Data entries:
····················
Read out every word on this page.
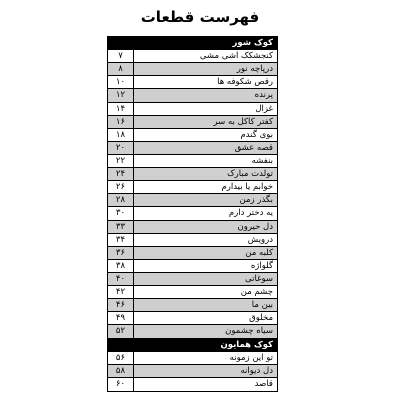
فهرست قطعات
کوک شور
کنجشکک اشی مشی
۷
درپاچه نور
۸
رقص شکوفه ها
۱۰
پرنده
۱۲
غزال
۱۴
کفتر کاکل به سر
۱۶
بوی گندم
۱۸
قصه عشق
۲۰
بنفشه
۲۲
تولدت مبارک
۲۴
خوابم یا بیدارم
۲۶
بگذر زمن
۲۸
یه دختر دارم
۳۰
دل حیرون
۳۳
درویش
۳۴
کلبه من
۳۶
گلواژه
۳۸
سوغاتی
۴۰
چشم من
۴۲
بین ما
۴۶
مخلوق
۴۹
سیاه چشمون
۵۲
کوک همایون
تو این زمونه
۵۶
دل دیوانه
۵۸
قاصد
۶۰
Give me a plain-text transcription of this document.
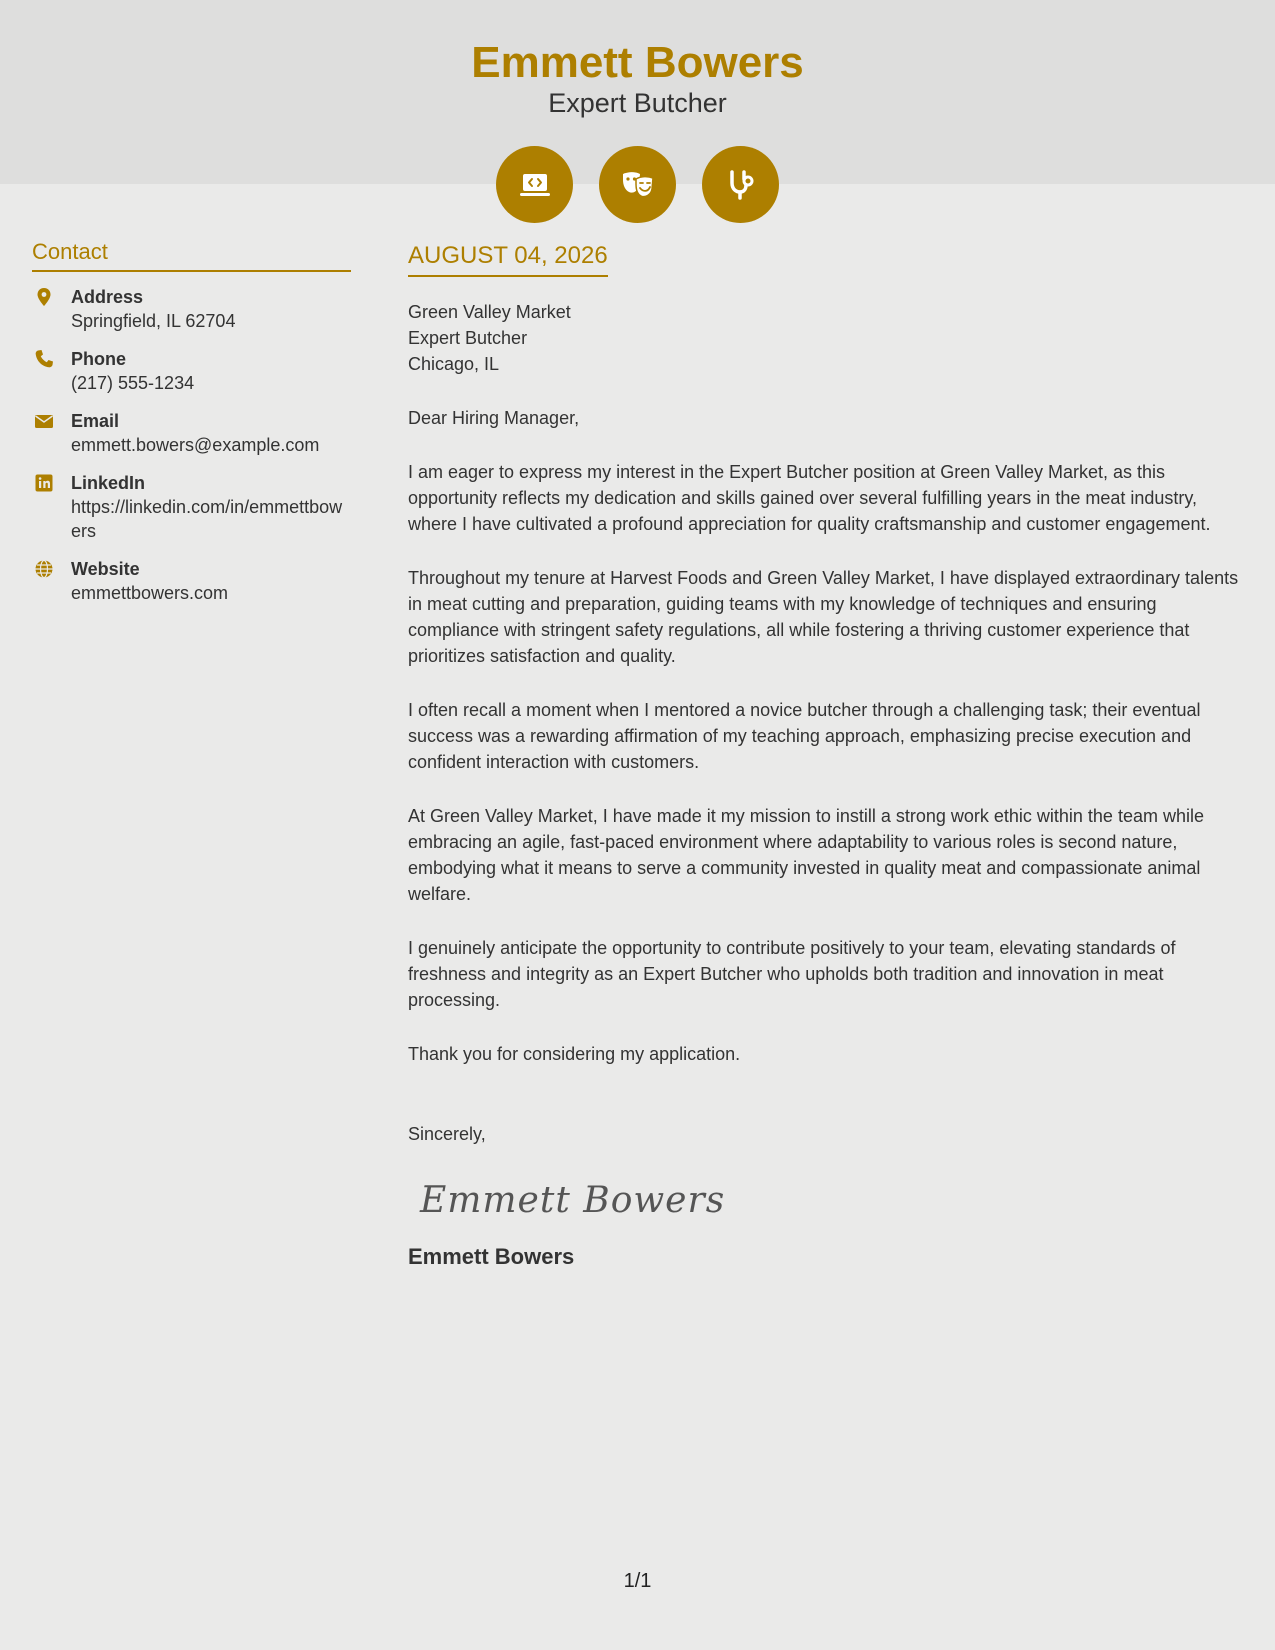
Emmett Bowers
Expert Butcher
Contact
Address
Springfield, IL 62704
Phone
(217) 555-1234
Email
emmett.bowers@example.com
LinkedIn
https://linkedin.com/in/emmettbowers
Website
emmettbowers.com
AUGUST 04, 2026
Green Valley Market
Expert Butcher
Chicago, IL
Dear Hiring Manager,
I am eager to express my interest in the Expert Butcher position at Green Valley Market, as this opportunity reflects my dedication and skills gained over several fulfilling years in the meat industry, where I have cultivated a profound appreciation for quality craftsmanship and customer engagement.
Throughout my tenure at Harvest Foods and Green Valley Market, I have displayed extraordinary talents in meat cutting and preparation, guiding teams with my knowledge of techniques and ensuring compliance with stringent safety regulations, all while fostering a thriving customer experience that prioritizes satisfaction and quality.
I often recall a moment when I mentored a novice butcher through a challenging task; their eventual success was a rewarding affirmation of my teaching approach, emphasizing precise execution and confident interaction with customers.
At Green Valley Market, I have made it my mission to instill a strong work ethic within the team while embracing an agile, fast-paced environment where adaptability to various roles is second nature, embodying what it means to serve a community invested in quality meat and compassionate animal welfare.
I genuinely anticipate the opportunity to contribute positively to your team, elevating standards of freshness and integrity as an Expert Butcher who upholds both tradition and innovation in meat processing.
Thank you for considering my application.
Sincerely,
Emmett Bowers
Emmett Bowers
1/1
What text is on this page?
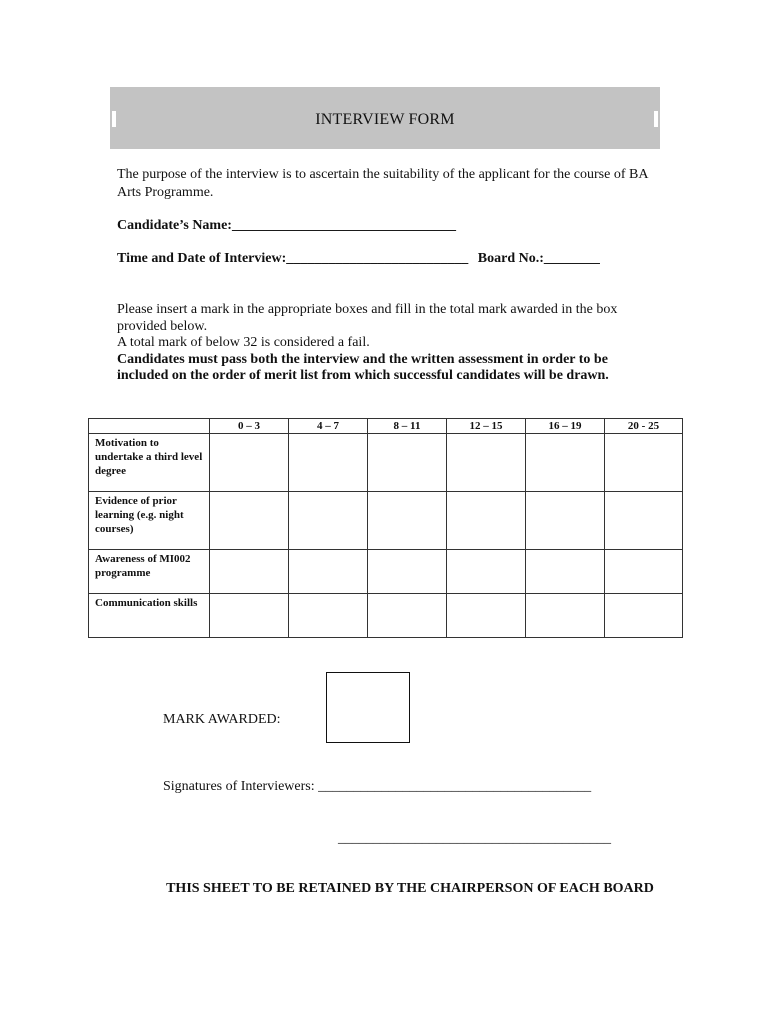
INTERVIEW FORM
The purpose of the interview is to ascertain the suitability of the applicant for the course of BA Arts Programme.
Candidate’s Name:________________________________
Time and Date of Interview:__________________________ Board No.:________
Please insert a mark in the appropriate boxes and fill in the total mark awarded in the box provided below.
A total mark of below 32 is considered a fail.
Candidates must pass both the interview and the written assessment in order to be included on the order of merit list from which successful candidates will be drawn.
	0 – 3	4 – 7	8 – 11	12 – 15	16 – 19	20 - 25
Motivation to undertake a third level degree						
Evidence of prior learning (e.g. night courses)						
Awareness of MI002 programme						
Communication skills						
MARK AWARDED:
Signatures of Interviewers: _______________________________________
_______________________________________
THIS SHEET TO BE RETAINED BY THE CHAIRPERSON OF EACH BOARD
····················
### [What the task requires]
Every record must be copied exactly, with the pictures left out.

### [Reply]
Read out every word on this page.
فهرست قطعات
کوک شور
کنجشکک اشی مشی
۷
درپاچه نور
۸
رقص شکوفه ها
۱۰
پرنده
۱۲
غزال
۱۴
کفتر کاکل به سر
۱۶
بوی گندم
۱۸
قصه عشق
۲۰
بنفشه
۲۲
تولدت مبارک
۲۴
خوابم یا بیدارم
۲۶
بگذر زمن
۲۸
یه دختر دارم
۳۰
دل حیرون
۳۳
درویش
۳۴
کلبه من
۳۶
گلواژه
۳۸
سوغاتی
۴۰
چشم من
۴۲
بین ما
۴۶
مخلوق
۴۹
سیاه چشمون
۵۲
کوک همایون
تو این زمونه
۵۶
دل دیوانه
۵۸
قاصد
۶۰
Give me a plain-text transcription of this document.
Emmett Bowers
Expert Butcher
Contact
Address
Springfield, IL 62704
Phone
(217) 555-1234
Email
emmett.bowers@example.com
LinkedIn
https://linkedin.com/in/emmettbowers
Website
emmettbowers.com
AUGUST 04, 2026
Green Valley Market
Expert Butcher
Chicago, IL
Dear Hiring Manager,
I am eager to express my interest in the Expert Butcher position at Green Valley Market, as this opportunity reflects my dedication and skills gained over several fulfilling years in the meat industry, where I have cultivated a profound appreciation for quality craftsmanship and customer engagement.
Throughout my tenure at Harvest Foods and Green Valley Market, I have displayed extraordinary talents in meat cutting and preparation, guiding teams with my knowledge of techniques and ensuring compliance with stringent safety regulations, all while fostering a thriving customer experience that prioritizes satisfaction and quality.
I often recall a moment when I mentored a novice butcher through a challenging task; their eventual success was a rewarding affirmation of my teaching approach, emphasizing precise execution and confident interaction with customers.
At Green Valley Market, I have made it my mission to instill a strong work ethic within the team while embracing an agile, fast-paced environment where adaptability to various roles is second nature, embodying what it means to serve a community invested in quality meat and compassionate animal welfare.
I genuinely anticipate the opportunity to contribute positively to your team, elevating standards of freshness and integrity as an Expert Butcher who upholds both tradition and innovation in meat processing.
Thank you for considering my application.
Sincerely,
Emmett Bowers
Emmett Bowers
1/1
What text is on this page?
INTERVIEW FORM
The purpose of the interview is to ascertain the suitability of the applicant for the course of BA Arts Programme.
Candidate’s Name:________________________________
Time and Date of Interview:__________________________ Board No.:________
Please insert a mark in the appropriate boxes and fill in the total mark awarded in the box provided below.
A total mark of below 32 is considered a fail.
Candidates must pass both the interview and the written assessment in order to be included on the order of merit list from which successful candidates will be drawn.
	0 – 3	4 – 7	8 – 11	12 – 15	16 – 19	20 - 25
Motivation to undertake a third level degree						
Evidence of prior learning (e.g. night courses)						
Awareness of MI002 programme						
Communication skills						
MARK AWARDED:
Signatures of Interviewers: _______________________________________
_______________________________________
THIS SHEET TO BE RETAINED BY THE CHAIRPERSON OF EACH BOARD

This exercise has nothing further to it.